Problem: Look through the data below. Show each line where the string "изложить" occurs.

Exercise inputs:
%%

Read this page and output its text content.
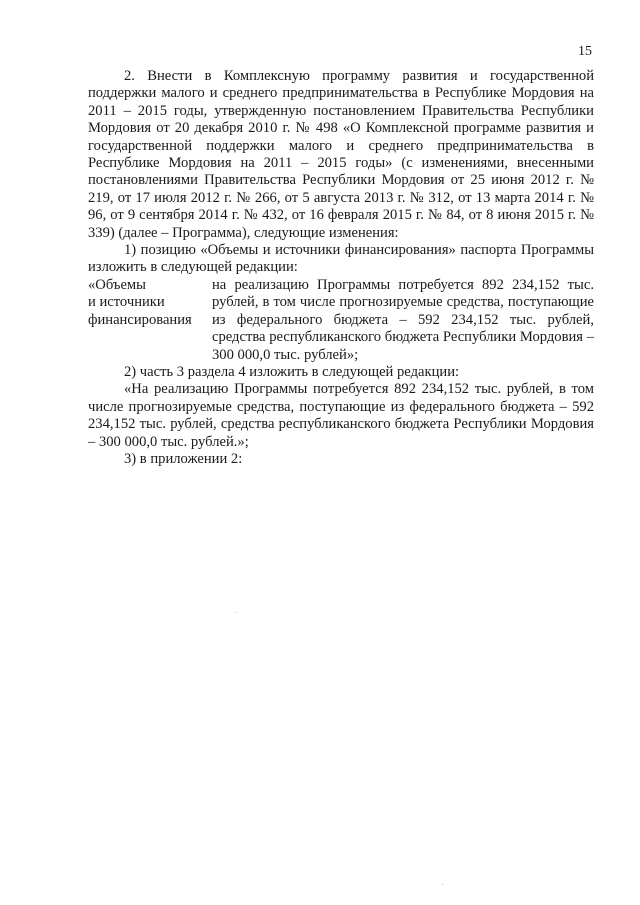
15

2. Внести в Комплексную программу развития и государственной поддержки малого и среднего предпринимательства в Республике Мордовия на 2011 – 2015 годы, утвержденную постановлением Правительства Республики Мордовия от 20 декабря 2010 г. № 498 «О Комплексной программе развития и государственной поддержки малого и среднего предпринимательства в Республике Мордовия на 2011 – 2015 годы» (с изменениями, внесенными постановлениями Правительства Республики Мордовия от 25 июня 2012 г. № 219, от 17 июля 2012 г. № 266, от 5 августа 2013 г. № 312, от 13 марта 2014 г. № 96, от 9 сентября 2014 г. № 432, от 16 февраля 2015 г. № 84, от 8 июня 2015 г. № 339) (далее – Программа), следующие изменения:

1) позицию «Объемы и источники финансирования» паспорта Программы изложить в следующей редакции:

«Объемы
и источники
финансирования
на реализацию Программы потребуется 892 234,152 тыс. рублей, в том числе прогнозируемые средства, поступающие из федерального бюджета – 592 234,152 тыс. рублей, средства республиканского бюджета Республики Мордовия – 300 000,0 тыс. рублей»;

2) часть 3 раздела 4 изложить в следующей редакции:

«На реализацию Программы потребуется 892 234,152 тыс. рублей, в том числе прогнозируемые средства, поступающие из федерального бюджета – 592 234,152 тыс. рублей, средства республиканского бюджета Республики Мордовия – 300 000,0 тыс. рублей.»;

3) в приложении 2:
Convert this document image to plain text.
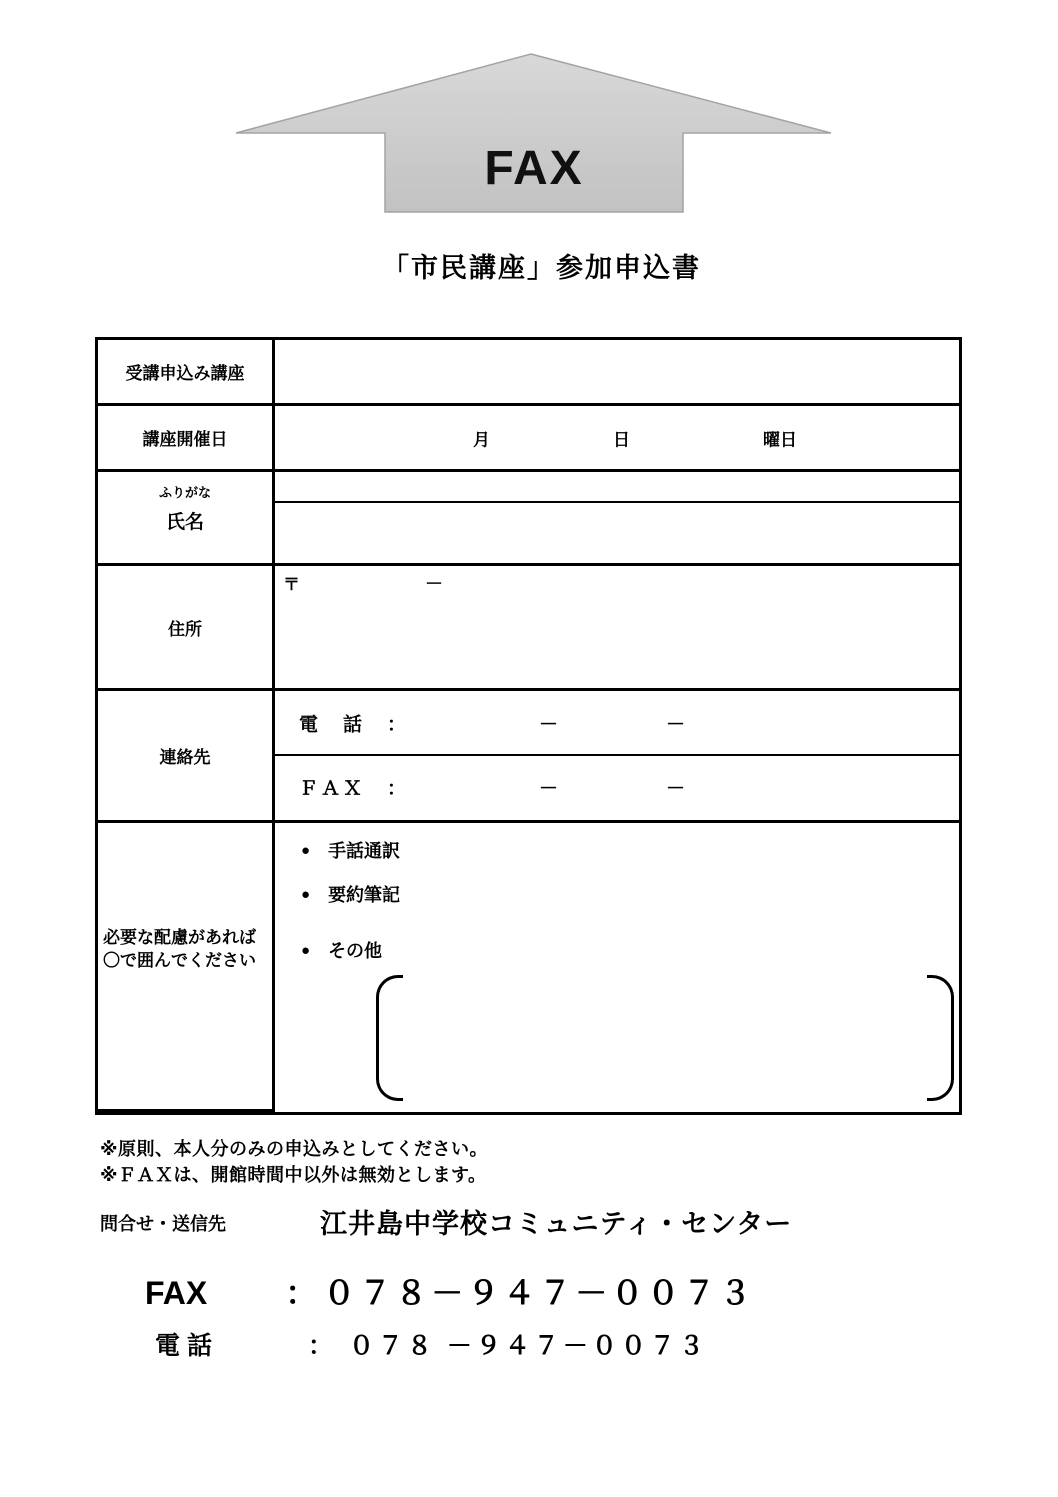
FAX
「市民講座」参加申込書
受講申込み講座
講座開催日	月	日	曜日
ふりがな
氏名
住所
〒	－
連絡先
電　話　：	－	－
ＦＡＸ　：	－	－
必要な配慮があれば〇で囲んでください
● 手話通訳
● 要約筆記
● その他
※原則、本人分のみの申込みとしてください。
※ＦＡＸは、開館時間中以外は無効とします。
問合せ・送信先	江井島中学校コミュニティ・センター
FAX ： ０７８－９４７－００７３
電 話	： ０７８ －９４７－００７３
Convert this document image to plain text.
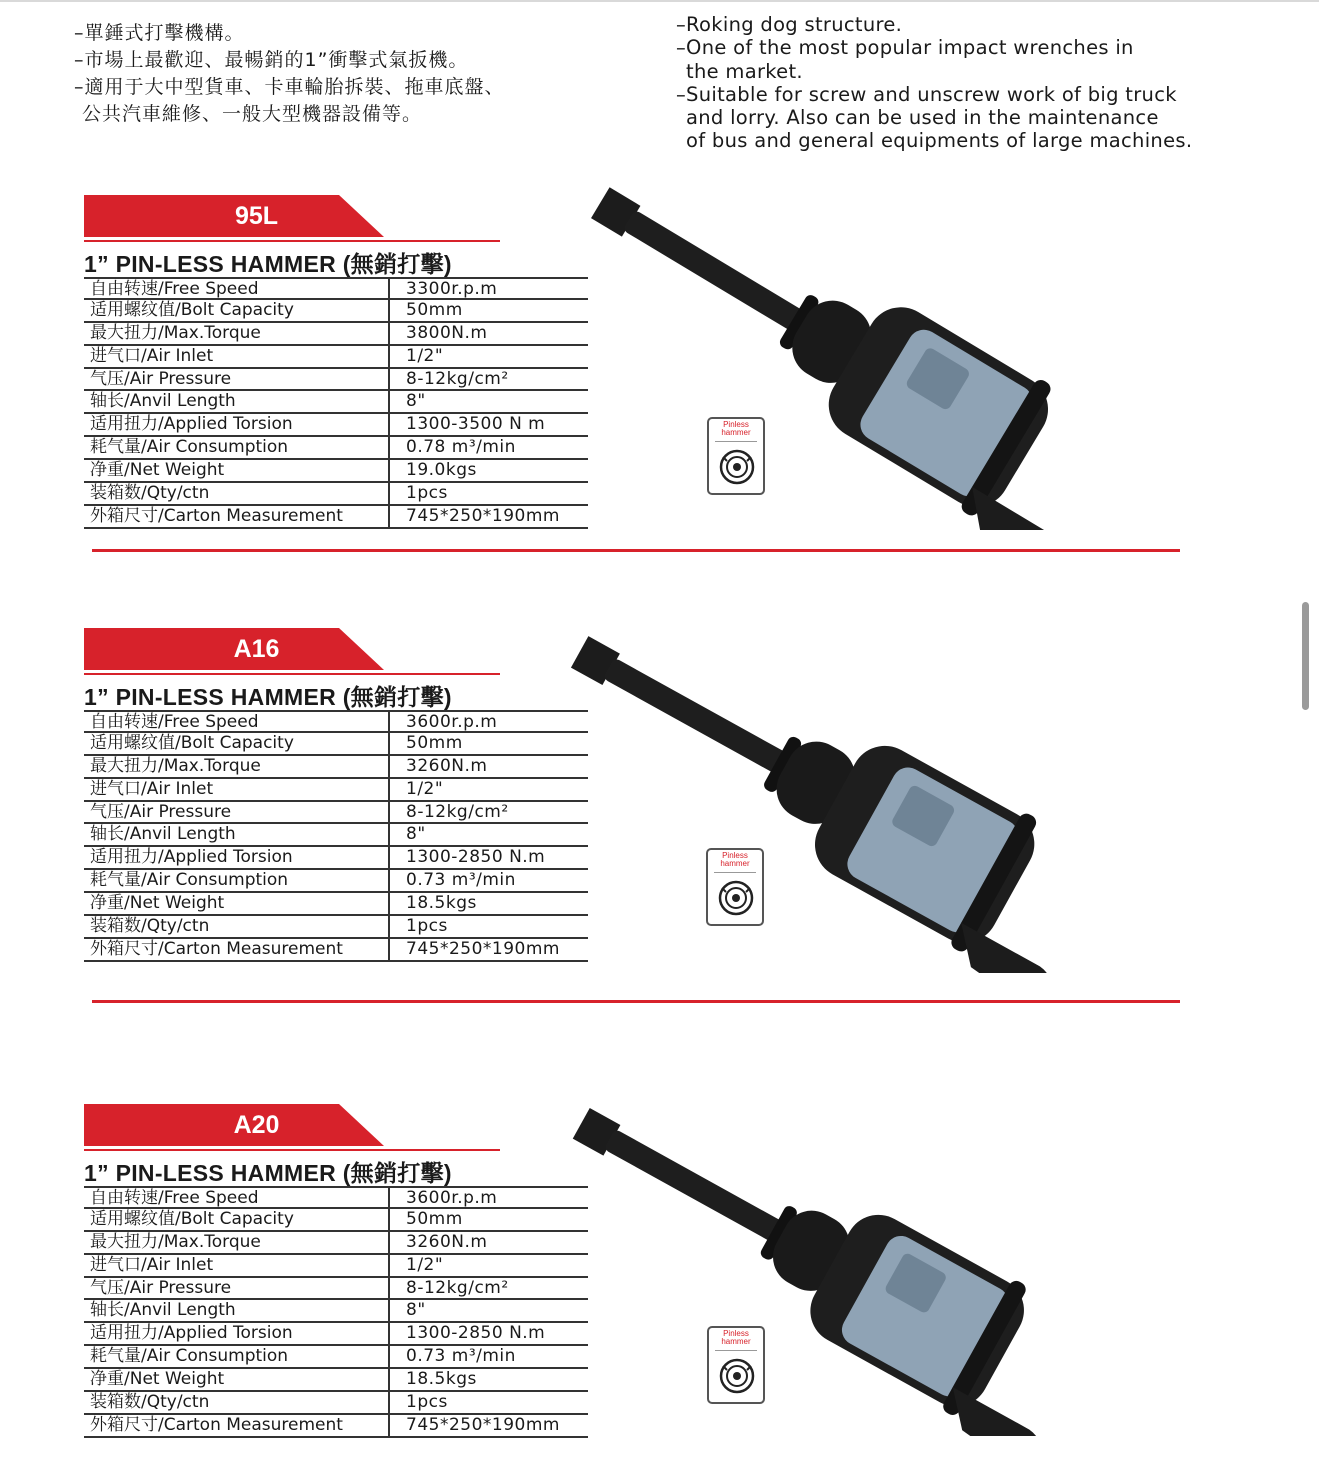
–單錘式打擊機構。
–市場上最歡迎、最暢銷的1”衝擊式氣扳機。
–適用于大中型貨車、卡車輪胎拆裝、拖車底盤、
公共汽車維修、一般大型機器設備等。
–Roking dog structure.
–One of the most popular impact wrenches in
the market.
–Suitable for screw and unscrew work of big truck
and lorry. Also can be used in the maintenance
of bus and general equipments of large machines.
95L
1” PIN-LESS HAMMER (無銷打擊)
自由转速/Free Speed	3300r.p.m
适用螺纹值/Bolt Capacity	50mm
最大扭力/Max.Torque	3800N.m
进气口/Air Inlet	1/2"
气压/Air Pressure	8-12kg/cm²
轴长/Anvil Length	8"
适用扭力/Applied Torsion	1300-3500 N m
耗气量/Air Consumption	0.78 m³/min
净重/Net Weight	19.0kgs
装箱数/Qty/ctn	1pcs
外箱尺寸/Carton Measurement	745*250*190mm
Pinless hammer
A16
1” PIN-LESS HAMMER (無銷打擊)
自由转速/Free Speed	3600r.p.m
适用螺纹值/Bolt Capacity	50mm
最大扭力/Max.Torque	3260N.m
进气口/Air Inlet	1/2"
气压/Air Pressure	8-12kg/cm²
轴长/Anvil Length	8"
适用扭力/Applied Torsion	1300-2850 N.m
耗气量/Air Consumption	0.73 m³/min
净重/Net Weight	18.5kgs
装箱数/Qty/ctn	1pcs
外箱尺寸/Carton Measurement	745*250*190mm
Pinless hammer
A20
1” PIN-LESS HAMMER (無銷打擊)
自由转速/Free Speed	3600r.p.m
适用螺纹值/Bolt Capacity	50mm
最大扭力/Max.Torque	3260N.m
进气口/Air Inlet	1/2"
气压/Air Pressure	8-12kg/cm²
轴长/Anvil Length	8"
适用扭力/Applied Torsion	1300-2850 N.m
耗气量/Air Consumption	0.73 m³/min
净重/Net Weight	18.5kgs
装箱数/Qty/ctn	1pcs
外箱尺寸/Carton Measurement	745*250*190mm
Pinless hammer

%%
%%

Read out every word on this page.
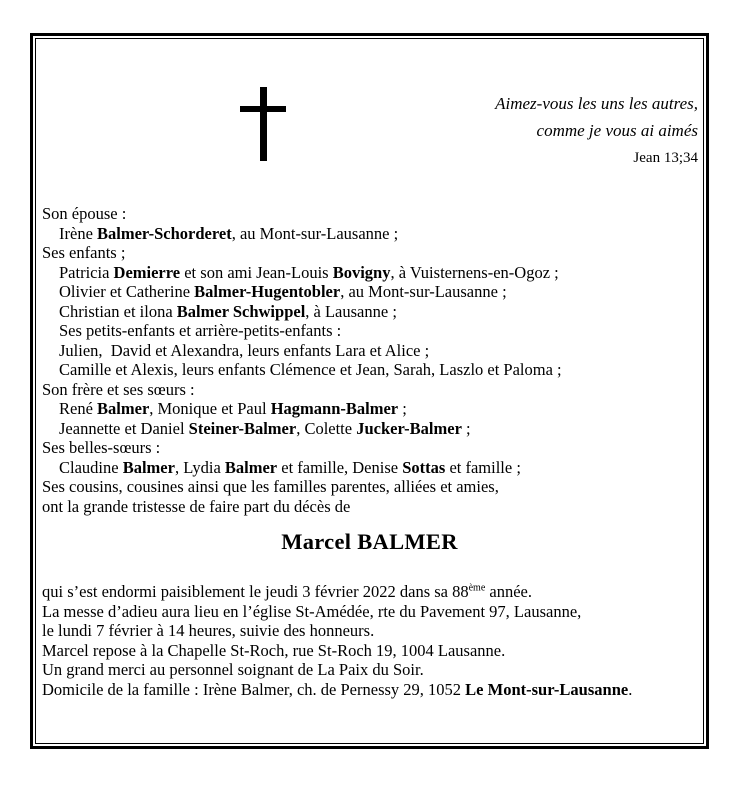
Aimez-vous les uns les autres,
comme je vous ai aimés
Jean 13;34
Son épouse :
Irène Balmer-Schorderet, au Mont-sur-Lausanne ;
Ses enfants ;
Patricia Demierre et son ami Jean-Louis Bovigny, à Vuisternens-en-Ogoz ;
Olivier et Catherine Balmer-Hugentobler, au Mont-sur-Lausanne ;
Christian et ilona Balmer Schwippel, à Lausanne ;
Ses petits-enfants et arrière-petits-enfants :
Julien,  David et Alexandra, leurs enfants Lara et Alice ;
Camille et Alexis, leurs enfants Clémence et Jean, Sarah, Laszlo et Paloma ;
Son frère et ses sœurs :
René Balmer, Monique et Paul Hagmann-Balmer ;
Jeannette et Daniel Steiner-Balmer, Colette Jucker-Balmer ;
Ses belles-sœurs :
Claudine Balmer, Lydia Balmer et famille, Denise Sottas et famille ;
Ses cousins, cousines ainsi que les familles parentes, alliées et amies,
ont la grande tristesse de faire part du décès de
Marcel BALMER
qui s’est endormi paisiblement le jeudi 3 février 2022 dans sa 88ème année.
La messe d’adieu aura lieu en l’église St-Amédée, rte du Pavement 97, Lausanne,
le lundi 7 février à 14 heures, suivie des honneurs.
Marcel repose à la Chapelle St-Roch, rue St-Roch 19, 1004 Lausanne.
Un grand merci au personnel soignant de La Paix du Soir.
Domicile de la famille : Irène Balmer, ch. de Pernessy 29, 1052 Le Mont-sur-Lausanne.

%%

Exercise result:
1) позицию «Объемы и источники финансирования» паспорта Программы изложить в следующей редакции:
2) часть 3 раздела 4 изложить в следующей редакции:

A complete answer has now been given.